◆ **TASK DIRECTIONS**:
Each entry that appears below should be restated exactly as it is.

◆ **ENTRIES SHOWN**:
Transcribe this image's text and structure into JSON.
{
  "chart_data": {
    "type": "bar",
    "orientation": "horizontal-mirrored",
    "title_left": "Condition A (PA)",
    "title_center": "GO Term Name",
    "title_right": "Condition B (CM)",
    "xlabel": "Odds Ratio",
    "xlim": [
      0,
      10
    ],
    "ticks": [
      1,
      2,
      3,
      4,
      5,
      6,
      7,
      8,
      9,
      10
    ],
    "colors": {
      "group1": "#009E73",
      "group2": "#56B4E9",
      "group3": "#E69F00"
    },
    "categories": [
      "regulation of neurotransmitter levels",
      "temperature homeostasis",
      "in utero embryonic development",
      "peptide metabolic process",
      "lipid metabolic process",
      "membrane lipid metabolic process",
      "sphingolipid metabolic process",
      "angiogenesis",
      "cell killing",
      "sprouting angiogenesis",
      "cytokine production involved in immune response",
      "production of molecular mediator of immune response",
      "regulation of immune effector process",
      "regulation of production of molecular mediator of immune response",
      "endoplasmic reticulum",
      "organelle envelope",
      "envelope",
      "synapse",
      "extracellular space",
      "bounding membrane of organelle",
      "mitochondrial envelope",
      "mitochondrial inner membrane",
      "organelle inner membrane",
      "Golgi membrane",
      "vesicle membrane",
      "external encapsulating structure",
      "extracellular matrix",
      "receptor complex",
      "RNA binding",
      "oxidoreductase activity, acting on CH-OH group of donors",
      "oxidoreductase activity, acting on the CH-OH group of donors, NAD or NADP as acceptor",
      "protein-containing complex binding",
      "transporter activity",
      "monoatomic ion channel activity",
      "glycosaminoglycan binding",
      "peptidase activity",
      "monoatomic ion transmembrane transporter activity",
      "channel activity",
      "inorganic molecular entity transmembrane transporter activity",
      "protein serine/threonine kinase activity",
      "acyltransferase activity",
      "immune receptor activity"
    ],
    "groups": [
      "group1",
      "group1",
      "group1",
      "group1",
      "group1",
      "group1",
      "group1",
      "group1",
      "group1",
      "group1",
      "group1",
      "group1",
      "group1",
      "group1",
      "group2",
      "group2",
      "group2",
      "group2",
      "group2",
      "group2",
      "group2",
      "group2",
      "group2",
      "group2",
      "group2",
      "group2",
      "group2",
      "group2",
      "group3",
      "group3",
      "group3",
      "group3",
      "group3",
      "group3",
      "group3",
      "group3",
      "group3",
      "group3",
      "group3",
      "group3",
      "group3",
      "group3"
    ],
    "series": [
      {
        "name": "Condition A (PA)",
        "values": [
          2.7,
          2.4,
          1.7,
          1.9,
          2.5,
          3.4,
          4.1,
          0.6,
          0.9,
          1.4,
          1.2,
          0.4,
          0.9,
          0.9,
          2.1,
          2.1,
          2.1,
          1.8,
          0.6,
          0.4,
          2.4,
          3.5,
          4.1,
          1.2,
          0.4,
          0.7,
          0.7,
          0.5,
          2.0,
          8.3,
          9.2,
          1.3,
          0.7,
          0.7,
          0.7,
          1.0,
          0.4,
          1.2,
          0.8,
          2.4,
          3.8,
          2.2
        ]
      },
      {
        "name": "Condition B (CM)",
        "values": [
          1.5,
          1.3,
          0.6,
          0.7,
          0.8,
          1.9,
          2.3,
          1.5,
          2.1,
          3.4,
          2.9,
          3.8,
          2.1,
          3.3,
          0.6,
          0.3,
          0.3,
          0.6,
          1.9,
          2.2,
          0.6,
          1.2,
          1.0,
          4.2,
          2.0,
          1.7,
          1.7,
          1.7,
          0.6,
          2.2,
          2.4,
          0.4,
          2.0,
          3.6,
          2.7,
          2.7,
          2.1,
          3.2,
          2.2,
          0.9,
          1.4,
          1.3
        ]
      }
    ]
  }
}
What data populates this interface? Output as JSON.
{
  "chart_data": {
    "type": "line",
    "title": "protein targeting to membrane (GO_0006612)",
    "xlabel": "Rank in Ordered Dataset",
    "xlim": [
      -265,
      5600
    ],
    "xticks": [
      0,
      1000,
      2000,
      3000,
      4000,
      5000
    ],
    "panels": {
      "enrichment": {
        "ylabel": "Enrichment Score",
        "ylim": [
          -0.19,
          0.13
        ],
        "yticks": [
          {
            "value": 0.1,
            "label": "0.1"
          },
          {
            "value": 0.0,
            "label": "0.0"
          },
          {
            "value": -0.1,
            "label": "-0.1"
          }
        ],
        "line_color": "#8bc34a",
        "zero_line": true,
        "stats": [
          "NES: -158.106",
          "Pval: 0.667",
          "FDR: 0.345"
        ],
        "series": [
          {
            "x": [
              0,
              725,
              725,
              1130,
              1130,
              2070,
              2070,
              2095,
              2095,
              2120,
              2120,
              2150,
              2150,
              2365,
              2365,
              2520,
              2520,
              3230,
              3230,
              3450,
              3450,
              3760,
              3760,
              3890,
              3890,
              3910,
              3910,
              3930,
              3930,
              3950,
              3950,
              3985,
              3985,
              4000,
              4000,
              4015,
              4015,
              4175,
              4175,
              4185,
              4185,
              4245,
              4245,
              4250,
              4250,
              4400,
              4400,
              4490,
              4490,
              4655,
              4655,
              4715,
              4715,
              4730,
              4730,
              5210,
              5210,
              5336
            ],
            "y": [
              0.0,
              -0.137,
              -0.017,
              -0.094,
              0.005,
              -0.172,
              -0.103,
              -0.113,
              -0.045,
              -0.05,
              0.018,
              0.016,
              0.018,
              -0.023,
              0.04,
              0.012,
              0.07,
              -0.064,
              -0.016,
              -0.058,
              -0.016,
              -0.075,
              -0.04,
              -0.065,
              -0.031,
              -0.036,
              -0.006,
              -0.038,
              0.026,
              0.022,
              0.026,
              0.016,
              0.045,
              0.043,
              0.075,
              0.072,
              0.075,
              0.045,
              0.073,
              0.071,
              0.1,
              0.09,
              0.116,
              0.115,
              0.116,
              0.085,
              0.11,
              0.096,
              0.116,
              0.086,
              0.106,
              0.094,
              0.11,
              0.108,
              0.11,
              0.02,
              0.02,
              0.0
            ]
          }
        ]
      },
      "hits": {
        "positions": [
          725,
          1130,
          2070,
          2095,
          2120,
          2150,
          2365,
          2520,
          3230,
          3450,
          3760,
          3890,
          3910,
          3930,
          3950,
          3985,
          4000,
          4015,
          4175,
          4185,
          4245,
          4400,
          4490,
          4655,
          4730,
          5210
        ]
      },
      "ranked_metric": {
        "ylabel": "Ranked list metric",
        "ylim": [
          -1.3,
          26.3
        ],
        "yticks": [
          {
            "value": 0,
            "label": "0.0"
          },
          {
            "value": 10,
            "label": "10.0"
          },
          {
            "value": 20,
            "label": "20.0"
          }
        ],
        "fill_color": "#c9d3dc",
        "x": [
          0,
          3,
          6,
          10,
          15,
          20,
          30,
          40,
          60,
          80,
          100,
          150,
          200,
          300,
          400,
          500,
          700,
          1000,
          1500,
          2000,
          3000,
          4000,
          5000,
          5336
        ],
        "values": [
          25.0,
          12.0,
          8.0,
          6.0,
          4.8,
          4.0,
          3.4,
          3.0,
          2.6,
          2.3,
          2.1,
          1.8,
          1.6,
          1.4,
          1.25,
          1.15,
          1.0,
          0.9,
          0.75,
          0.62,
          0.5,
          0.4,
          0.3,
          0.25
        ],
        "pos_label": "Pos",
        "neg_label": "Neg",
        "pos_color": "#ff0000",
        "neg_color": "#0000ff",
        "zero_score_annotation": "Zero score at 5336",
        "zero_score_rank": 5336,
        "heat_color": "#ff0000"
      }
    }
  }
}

◆ **TASK SOLUTION**:
Transcribe this image's text and structure into JSON.
{
  "chart_data": {
    "type": "bar",
    "orientation": "horizontal-mirrored",
    "title_left": "Condition A (PA)",
    "title_center": "GO Term Name",
    "title_right": "Condition B (CM)",
    "xlabel": "Odds Ratio",
    "xlim": [
      0,
      10
    ],
    "ticks": [
      1,
      2,
      3,
      4,
      5,
      6,
      7,
      8,
      9,
      10
    ],
    "colors": {
      "group1": "#009E73",
      "group2": "#56B4E9",
      "group3": "#E69F00"
    },
    "categories": [
      "regulation of neurotransmitter levels",
      "temperature homeostasis",
      "in utero embryonic development",
      "peptide metabolic process",
      "lipid metabolic process",
      "membrane lipid metabolic process",
      "sphingolipid metabolic process",
      "angiogenesis",
      "cell killing",
      "sprouting angiogenesis",
      "cytokine production involved in immune response",
      "production of molecular mediator of immune response",
      "regulation of immune effector process",
      "regulation of production of molecular mediator of immune response",
      "endoplasmic reticulum",
      "organelle envelope",
      "envelope",
      "synapse",
      "extracellular space",
      "bounding membrane of organelle",
      "mitochondrial envelope",
      "mitochondrial inner membrane",
      "organelle inner membrane",
      "Golgi membrane",
      "vesicle membrane",
      "external encapsulating structure",
      "extracellular matrix",
      "receptor complex",
      "RNA binding",
      "oxidoreductase activity, acting on CH-OH group of donors",
      "oxidoreductase activity, acting on the CH-OH group of donors, NAD or NADP as acceptor",
      "protein-containing complex binding",
      "transporter activity",
      "monoatomic ion channel activity",
      "glycosaminoglycan binding",
      "peptidase activity",
      "monoatomic ion transmembrane transporter activity",
      "channel activity",
      "inorganic molecular entity transmembrane transporter activity",
      "protein serine/threonine kinase activity",
      "acyltransferase activity",
      "immune receptor activity"
    ],
    "groups": [
      "group1",
      "group1",
      "group1",
      "group1",
      "group1",
      "group1",
      "group1",
      "group1",
      "group1",
      "group1",
      "group1",
      "group1",
      "group1",
      "group1",
      "group2",
      "group2",
      "group2",
      "group2",
      "group2",
      "group2",
      "group2",
      "group2",
      "group2",
      "group2",
      "group2",
      "group2",
      "group2",
      "group2",
      "group3",
      "group3",
      "group3",
      "group3",
      "group3",
      "group3",
      "group3",
      "group3",
      "group3",
      "group3",
      "group3",
      "group3",
      "group3",
      "group3"
    ],
    "series": [
      {
        "name": "Condition A (PA)",
        "values": [
          2.7,
          2.4,
          1.7,
          1.9,
          2.5,
          3.4,
          4.1,
          0.6,
          0.9,
          1.4,
          1.2,
          0.4,
          0.9,
          0.9,
          2.1,
          2.1,
          2.1,
          1.8,
          0.6,
          0.4,
          2.4,
          3.5,
          4.1,
          1.2,
          0.4,
          0.7,
          0.7,
          0.5,
          2.0,
          8.3,
          9.2,
          1.3,
          0.7,
          0.7,
          0.7,
          1.0,
          0.4,
          1.2,
          0.8,
          2.4,
          3.8,
          2.2
        ]
      },
      {
        "name": "Condition B (CM)",
        "values": [
          1.5,
          1.3,
          0.6,
          0.7,
          0.8,
          1.9,
          2.3,
          1.5,
          2.1,
          3.4,
          2.9,
          3.8,
          2.1,
          3.3,
          0.6,
          0.3,
          0.3,
          0.6,
          1.9,
          2.2,
          0.6,
          1.2,
          1.0,
          4.2,
          2.0,
          1.7,
          1.7,
          1.7,
          0.6,
          2.2,
          2.4,
          0.4,
          2.0,
          3.6,
          2.7,
          2.7,
          2.1,
          3.2,
          2.2,
          0.9,
          1.4,
          1.3
        ]
      }
    ]
  }
}
What data populates this interface? Output as JSON.
{
  "chart_data": {
    "type": "line",
    "title": "protein targeting to membrane (GO_0006612)",
    "xlabel": "Rank in Ordered Dataset",
    "xlim": [
      -265,
      5600
    ],
    "xticks": [
      0,
      1000,
      2000,
      3000,
      4000,
      5000
    ],
    "panels": {
      "enrichment": {
        "ylabel": "Enrichment Score",
        "ylim": [
          -0.19,
          0.13
        ],
        "yticks": [
          {
            "value": 0.1,
            "label": "0.1"
          },
          {
            "value": 0.0,
            "label": "0.0"
          },
          {
            "value": -0.1,
            "label": "-0.1"
          }
        ],
        "line_color": "#8bc34a",
        "zero_line": true,
        "stats": [
          "NES: -158.106",
          "Pval: 0.667",
          "FDR: 0.345"
        ],
        "series": [
          {
            "x": [
              0,
              725,
              725,
              1130,
              1130,
              2070,
              2070,
              2095,
              2095,
              2120,
              2120,
              2150,
              2150,
              2365,
              2365,
              2520,
              2520,
              3230,
              3230,
              3450,
              3450,
              3760,
              3760,
              3890,
              3890,
              3910,
              3910,
              3930,
              3930,
              3950,
              3950,
              3985,
              3985,
              4000,
              4000,
              4015,
              4015,
              4175,
              4175,
              4185,
              4185,
              4245,
              4245,
              4250,
              4250,
              4400,
              4400,
              4490,
              4490,
              4655,
              4655,
              4715,
              4715,
              4730,
              4730,
              5210,
              5210,
              5336
            ],
            "y": [
              0.0,
              -0.137,
              -0.017,
              -0.094,
              0.005,
              -0.172,
              -0.103,
              -0.113,
              -0.045,
              -0.05,
              0.018,
              0.016,
              0.018,
              -0.023,
              0.04,
              0.012,
              0.07,
              -0.064,
              -0.016,
              -0.058,
              -0.016,
              -0.075,
              -0.04,
              -0.065,
              -0.031,
              -0.036,
              -0.006,
              -0.038,
              0.026,
              0.022,
              0.026,
              0.016,
              0.045,
              0.043,
              0.075,
              0.072,
              0.075,
              0.045,
              0.073,
              0.071,
              0.1,
              0.09,
              0.116,
              0.115,
              0.116,
              0.085,
              0.11,
              0.096,
              0.116,
              0.086,
              0.106,
              0.094,
              0.11,
              0.108,
              0.11,
              0.02,
              0.02,
              0.0
            ]
          }
        ]
      },
      "hits": {
        "positions": [
          725,
          1130,
          2070,
          2095,
          2120,
          2150,
          2365,
          2520,
          3230,
          3450,
          3760,
          3890,
          3910,
          3930,
          3950,
          3985,
          4000,
          4015,
          4175,
          4185,
          4245,
          4400,
          4490,
          4655,
          4730,
          5210
        ]
      },
      "ranked_metric": {
        "ylabel": "Ranked list metric",
        "ylim": [
          -1.3,
          26.3
        ],
        "yticks": [
          {
            "value": 0,
            "label": "0.0"
          },
          {
            "value": 10,
            "label": "10.0"
          },
          {
            "value": 20,
            "label": "20.0"
          }
        ],
        "fill_color": "#c9d3dc",
        "x": [
          0,
          3,
          6,
          10,
          15,
          20,
          30,
          40,
          60,
          80,
          100,
          150,
          200,
          300,
          400,
          500,
          700,
          1000,
          1500,
          2000,
          3000,
          4000,
          5000,
          5336
        ],
        "values": [
          25.0,
          12.0,
          8.0,
          6.0,
          4.8,
          4.0,
          3.4,
          3.0,
          2.6,
          2.3,
          2.1,
          1.8,
          1.6,
          1.4,
          1.25,
          1.15,
          1.0,
          0.9,
          0.75,
          0.62,
          0.5,
          0.4,
          0.3,
          0.25
        ],
        "pos_label": "Pos",
        "neg_label": "Neg",
        "pos_color": "#ff0000",
        "neg_color": "#0000ff",
        "zero_score_annotation": "Zero score at 5336",
        "zero_score_rank": 5336,
        "heat_color": "#ff0000"
      }
    }
  }
}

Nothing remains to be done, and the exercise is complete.